| SELECTED PASSAGE |
※ ※ ※
In APFloat.cpp, it is defined as -

static const fltSemantics semX87DoubleExtended = {16383, -16382, 64, 80};

i.e. 80 bit size. Is this the right format for complex type specified using mode 'TC'? I am not very familiar with floating point semantics, so I thought I would ask.

rjmccall added a comment.EditedOct 29 2021, 1:33 PM

Oh, yes, I think this should be preserving the old logic there and just adding a new clause for explicit requests for ibm128, right?

I think the old logic should be preserved yes. However, I'm not sure if this patch exposes an existing bug. LongDoubleFormat here is llvm::semX87DoubleExtended.

In APFloat.cpp, it is defined as -

static const fltSemantics semX87DoubleExtended = {16383, -16382, 64, 80};

i.e. 80 bit size. Is this the right format for complex type specified using mode 'TC'? I am not very familiar with floating point semantics, so I thought I would ask.

The existing logic is that TF and TC should based on long double if the target has a 128-bit long double format, and otherwise they should be based on float128_t if that exists, and otherwise they're invalid. We should definitely not be using long double when it's not a 128-bit format, like if it's the 80-bit x87 format.

I do wonder whether that's the right priority between float128_t and a double-double long double. I think that particular configuration only exists on certain PPC targets; does anyone know what GCC does?

Oh, yes, I think this should be preserving the old logic there and just adding a new clause for explicit requests for ibm128, right?

I do wonder whether that's the right priority between float128_t and a double-double long double. I think that particular configuration only exists on certain PPC targets; does anyone know what GCC does?
※ ※ ※
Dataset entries
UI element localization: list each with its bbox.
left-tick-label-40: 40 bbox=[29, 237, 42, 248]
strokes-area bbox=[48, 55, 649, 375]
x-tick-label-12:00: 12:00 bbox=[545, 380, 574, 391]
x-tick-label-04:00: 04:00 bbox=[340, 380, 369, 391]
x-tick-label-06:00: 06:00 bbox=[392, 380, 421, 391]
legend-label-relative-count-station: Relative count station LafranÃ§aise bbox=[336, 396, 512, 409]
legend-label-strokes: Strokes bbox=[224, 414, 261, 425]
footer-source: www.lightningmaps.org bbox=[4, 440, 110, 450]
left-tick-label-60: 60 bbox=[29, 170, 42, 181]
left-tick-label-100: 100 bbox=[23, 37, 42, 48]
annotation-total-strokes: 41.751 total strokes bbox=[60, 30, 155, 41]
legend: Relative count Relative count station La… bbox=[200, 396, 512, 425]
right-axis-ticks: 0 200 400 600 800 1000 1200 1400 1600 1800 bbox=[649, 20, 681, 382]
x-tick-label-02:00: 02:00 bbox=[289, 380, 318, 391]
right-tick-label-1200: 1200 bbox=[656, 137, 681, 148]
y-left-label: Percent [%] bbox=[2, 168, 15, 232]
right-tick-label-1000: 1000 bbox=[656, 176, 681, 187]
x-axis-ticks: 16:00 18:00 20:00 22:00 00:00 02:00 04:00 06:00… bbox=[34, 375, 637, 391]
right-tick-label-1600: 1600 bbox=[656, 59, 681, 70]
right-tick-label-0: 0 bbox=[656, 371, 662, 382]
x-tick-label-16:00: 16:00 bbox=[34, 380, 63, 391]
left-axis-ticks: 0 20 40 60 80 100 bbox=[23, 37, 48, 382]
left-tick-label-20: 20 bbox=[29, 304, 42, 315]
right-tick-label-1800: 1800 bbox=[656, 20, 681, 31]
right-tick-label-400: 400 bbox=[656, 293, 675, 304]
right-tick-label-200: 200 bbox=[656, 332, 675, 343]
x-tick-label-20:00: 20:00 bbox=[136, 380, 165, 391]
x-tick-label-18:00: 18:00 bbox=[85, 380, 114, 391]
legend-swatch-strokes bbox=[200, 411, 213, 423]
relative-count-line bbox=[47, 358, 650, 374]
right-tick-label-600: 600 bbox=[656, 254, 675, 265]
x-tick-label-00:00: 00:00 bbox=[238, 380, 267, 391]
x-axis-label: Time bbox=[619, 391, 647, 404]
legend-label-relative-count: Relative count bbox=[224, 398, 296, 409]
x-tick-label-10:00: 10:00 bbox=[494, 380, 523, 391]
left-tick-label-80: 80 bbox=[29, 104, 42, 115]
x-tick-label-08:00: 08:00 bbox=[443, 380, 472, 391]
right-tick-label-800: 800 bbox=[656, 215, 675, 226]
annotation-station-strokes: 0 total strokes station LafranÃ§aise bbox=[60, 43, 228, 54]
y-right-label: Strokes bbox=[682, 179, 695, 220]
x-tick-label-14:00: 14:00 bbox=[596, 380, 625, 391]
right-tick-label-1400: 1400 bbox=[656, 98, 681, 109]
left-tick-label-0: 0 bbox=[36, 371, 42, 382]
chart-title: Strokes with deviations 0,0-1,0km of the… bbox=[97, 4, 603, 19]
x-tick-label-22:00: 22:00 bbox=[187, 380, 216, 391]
※ ※ ※
| TASKS FOR THIS EXERCISE |
1. In the code review discussion, what should TF and TC be based on when the target has a 128-bit long double format?
2. Go on with the code review discussion, starting after its last sentence.

| ANSWERS FOR THIS EXERCISE |
1. They should be based on long double.

2.
I don't know what GCC does and am not really sure how to go about figuring it out. I've uploaded a patch preserving old logic for review here - https://reviews.llvm.org/D112975. If I should do something different, please let me know. Thank you for your input!

Thanks. @hubert.reinterpretcast, @qiucf, can you verify that other compilers for PPC follow the logic for TF / TC that we now have with Elizabeth's patch? There are three different type specifiers (long double, __ibm128, and float128_t) which represent formally distinct types, and IIUC there are a bunch of different flags and target options that change the meaning of long double and/or disable/enable __ibm128 and float128_t. We care about exactly which type is produced by the mode attribute, so you'll have to do something which is sensitive to the exact formal type, like _Generic or a C++ template or doing a pointer conversion without a cast; checking code generation will only tell us the underlying format.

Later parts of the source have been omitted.